— start of Data for processing —

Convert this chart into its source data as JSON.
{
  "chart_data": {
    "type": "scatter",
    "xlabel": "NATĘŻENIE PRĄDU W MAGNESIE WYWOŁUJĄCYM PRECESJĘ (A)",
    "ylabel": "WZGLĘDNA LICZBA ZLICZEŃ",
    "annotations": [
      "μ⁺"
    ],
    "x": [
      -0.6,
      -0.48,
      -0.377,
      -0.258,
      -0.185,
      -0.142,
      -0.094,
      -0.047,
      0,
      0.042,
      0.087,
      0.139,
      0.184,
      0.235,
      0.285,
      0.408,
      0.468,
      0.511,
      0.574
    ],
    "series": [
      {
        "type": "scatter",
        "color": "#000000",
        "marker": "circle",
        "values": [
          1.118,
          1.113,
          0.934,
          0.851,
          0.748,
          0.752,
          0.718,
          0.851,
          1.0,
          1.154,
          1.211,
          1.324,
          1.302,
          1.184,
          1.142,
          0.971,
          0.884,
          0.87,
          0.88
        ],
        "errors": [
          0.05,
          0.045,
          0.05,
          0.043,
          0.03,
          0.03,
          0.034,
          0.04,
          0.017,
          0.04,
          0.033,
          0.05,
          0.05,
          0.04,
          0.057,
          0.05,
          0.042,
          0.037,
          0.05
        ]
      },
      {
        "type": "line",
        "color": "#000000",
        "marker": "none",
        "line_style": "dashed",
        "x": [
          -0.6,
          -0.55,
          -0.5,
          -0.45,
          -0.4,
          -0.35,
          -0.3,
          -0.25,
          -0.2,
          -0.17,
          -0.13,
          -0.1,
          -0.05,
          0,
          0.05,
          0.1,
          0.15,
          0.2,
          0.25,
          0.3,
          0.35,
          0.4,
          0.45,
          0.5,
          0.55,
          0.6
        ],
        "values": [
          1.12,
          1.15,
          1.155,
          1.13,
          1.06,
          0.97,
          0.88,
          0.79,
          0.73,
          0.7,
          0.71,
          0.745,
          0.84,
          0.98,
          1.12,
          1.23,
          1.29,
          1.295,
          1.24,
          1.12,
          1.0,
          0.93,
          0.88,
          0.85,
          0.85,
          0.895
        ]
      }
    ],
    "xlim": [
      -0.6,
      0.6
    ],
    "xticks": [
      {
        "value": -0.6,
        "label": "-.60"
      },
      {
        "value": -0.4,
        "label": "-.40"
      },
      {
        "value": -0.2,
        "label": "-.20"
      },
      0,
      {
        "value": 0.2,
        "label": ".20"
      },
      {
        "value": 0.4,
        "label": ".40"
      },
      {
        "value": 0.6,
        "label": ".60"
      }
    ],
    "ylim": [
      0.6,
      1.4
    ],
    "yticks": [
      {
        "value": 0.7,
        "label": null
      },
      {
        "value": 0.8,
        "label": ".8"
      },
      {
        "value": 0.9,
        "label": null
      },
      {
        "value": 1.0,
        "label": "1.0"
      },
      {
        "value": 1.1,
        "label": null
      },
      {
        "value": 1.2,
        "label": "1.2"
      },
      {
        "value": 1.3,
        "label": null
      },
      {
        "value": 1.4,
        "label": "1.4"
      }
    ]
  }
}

— end of Data for processing —
— start of Data for processing —

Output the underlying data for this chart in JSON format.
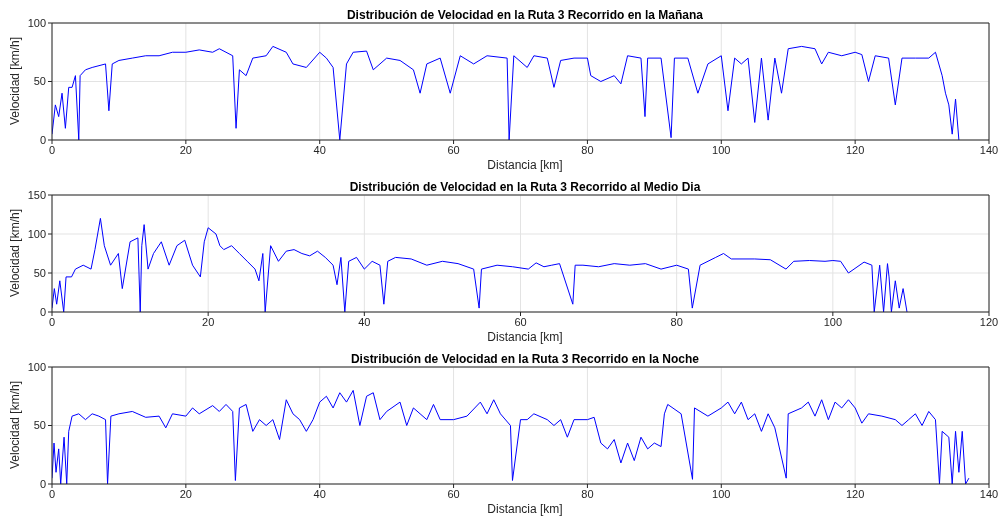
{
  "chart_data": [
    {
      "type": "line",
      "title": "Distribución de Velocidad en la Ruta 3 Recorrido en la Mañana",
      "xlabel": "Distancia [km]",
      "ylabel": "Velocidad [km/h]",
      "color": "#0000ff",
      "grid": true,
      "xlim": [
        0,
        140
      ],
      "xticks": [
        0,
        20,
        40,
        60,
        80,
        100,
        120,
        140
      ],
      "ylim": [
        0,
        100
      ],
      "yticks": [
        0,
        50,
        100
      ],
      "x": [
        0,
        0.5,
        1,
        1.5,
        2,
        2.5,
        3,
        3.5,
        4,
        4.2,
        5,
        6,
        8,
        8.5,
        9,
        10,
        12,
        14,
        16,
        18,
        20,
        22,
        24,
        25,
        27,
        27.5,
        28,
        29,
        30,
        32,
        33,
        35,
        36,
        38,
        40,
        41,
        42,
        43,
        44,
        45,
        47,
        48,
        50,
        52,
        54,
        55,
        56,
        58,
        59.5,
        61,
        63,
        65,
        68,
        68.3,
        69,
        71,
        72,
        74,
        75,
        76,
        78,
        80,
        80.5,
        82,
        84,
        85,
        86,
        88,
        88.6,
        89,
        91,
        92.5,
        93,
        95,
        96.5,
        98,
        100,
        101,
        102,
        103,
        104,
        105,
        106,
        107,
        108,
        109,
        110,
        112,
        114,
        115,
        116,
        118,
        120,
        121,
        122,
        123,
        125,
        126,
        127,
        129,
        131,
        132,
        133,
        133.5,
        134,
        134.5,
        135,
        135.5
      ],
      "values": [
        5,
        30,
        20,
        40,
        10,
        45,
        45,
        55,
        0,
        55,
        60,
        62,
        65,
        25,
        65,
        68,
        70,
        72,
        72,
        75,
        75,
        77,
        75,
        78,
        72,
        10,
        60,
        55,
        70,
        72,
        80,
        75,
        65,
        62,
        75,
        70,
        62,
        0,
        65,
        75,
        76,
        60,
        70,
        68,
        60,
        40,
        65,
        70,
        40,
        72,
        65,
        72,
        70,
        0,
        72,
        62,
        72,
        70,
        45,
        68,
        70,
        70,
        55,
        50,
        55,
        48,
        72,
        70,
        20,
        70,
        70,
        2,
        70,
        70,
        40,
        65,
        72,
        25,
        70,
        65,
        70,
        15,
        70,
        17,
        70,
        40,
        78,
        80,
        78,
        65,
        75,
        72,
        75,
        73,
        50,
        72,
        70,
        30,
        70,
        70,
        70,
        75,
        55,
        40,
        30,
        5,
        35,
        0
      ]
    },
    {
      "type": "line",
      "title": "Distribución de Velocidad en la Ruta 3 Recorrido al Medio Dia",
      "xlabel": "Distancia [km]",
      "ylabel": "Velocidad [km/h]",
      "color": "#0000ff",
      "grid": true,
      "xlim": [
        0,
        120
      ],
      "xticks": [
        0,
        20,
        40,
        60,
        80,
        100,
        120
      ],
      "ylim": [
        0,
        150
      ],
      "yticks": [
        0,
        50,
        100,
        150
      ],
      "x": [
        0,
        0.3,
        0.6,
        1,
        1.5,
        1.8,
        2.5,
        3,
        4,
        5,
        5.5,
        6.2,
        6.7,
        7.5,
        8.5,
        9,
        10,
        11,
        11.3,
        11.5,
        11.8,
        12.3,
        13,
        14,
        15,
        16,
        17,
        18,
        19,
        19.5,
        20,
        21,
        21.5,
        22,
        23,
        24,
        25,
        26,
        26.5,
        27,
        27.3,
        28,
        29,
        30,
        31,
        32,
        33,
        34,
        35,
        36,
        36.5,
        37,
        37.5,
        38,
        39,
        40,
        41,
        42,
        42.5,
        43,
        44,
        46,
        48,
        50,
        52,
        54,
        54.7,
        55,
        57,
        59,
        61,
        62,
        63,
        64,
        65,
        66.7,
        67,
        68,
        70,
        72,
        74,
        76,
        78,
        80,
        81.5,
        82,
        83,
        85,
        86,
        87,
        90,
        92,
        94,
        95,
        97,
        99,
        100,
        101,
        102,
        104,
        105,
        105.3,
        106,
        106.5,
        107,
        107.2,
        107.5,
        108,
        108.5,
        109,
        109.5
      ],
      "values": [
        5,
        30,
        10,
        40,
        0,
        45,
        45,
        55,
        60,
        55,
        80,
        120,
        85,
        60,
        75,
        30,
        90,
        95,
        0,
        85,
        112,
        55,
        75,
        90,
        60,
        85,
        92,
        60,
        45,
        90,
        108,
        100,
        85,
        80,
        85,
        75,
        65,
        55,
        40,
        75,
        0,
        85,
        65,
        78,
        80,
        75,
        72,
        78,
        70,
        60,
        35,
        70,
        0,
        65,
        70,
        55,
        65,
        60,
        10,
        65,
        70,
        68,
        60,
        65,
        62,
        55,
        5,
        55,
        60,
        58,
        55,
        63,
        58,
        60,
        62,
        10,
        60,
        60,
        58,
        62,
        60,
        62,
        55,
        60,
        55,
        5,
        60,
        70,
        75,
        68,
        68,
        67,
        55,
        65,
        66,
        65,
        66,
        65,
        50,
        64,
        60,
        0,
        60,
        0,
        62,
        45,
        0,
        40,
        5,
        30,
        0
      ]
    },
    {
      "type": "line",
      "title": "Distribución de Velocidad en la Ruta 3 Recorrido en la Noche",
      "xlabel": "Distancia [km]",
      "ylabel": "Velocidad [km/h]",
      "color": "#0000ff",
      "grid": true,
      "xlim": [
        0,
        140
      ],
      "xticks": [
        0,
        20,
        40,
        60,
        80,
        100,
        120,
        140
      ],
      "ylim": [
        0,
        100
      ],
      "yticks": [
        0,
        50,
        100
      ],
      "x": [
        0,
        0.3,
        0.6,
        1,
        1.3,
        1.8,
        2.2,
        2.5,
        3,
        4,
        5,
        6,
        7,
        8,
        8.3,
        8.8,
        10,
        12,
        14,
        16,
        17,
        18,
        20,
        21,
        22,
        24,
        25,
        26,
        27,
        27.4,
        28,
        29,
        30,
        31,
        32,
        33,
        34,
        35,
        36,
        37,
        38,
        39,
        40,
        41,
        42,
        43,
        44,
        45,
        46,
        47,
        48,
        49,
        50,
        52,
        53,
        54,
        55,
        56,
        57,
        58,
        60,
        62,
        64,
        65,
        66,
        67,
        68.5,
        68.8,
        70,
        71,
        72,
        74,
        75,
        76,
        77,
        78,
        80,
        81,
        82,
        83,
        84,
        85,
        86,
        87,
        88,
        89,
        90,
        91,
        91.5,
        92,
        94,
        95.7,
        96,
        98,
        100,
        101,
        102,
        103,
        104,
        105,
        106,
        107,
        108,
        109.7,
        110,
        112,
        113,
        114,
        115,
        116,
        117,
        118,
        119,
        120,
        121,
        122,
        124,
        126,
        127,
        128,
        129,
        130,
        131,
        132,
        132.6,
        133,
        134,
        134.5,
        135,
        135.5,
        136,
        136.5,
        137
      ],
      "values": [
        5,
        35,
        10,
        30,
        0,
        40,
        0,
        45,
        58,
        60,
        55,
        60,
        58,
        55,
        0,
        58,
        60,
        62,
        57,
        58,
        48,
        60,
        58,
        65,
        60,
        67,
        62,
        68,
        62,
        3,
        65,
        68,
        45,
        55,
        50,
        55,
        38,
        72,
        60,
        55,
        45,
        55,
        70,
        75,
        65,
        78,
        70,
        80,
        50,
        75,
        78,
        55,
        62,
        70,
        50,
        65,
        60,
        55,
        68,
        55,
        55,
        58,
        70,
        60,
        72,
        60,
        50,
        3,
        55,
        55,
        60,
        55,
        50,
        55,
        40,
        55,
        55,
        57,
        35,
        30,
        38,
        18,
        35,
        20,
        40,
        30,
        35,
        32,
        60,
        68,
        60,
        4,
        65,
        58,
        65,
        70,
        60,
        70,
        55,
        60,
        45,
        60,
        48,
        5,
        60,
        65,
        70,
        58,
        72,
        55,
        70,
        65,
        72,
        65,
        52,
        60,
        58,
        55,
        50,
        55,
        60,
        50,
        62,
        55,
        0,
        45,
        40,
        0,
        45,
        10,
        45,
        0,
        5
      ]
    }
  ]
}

— end of Data for processing —
— start of Data for processing —

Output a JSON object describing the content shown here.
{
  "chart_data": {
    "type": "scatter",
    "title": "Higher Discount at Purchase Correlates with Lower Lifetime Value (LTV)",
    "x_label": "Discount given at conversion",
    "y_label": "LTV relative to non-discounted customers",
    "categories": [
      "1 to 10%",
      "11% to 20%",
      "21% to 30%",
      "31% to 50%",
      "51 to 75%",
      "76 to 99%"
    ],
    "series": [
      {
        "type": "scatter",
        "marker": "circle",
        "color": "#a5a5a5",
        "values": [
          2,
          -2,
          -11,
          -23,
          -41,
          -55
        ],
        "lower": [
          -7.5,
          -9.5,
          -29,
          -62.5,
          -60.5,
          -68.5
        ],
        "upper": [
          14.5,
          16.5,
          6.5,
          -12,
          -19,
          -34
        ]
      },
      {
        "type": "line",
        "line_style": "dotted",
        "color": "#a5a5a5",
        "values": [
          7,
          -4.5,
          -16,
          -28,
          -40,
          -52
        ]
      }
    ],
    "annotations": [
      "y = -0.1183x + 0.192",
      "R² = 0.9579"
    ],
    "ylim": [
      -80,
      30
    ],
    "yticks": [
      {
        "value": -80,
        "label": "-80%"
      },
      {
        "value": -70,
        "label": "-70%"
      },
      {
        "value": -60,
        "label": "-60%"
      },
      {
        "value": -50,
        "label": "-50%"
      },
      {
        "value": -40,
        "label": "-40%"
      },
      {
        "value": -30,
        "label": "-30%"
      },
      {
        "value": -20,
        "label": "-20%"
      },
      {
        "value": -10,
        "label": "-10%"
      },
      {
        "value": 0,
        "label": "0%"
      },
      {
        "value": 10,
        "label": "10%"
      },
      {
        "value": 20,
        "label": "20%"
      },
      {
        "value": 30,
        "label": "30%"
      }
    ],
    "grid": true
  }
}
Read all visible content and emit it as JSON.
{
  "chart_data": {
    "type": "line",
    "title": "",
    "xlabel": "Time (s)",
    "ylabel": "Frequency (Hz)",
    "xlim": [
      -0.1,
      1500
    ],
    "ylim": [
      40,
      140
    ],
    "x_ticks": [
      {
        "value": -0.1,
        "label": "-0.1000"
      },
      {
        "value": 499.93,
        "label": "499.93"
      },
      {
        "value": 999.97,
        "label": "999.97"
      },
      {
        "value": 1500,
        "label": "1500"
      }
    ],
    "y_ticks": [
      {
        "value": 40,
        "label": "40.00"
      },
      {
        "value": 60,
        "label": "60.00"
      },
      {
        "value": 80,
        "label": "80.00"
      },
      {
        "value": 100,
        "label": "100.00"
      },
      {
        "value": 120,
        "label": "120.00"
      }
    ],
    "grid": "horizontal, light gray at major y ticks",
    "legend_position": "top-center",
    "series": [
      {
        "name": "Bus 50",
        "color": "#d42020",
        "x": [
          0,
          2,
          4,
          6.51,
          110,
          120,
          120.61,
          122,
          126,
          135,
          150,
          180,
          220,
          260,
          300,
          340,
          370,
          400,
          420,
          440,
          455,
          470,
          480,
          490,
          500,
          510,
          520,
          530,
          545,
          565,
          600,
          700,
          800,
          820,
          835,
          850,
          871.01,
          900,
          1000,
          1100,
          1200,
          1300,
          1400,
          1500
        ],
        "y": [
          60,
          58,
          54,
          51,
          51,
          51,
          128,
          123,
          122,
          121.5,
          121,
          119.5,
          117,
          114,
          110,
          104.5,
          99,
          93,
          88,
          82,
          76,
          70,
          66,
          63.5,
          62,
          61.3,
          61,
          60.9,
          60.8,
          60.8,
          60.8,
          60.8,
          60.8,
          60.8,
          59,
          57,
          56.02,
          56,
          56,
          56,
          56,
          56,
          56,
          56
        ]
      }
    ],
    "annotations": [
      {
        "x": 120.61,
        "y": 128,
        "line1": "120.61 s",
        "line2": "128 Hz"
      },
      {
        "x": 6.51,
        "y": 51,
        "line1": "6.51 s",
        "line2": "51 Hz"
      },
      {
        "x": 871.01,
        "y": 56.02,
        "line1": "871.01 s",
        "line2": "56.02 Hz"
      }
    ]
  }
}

— end of Data for processing —

[Work instructions]
Report the number of lines in the listing that include the string "this"; give nothing but the number.

[The result]
2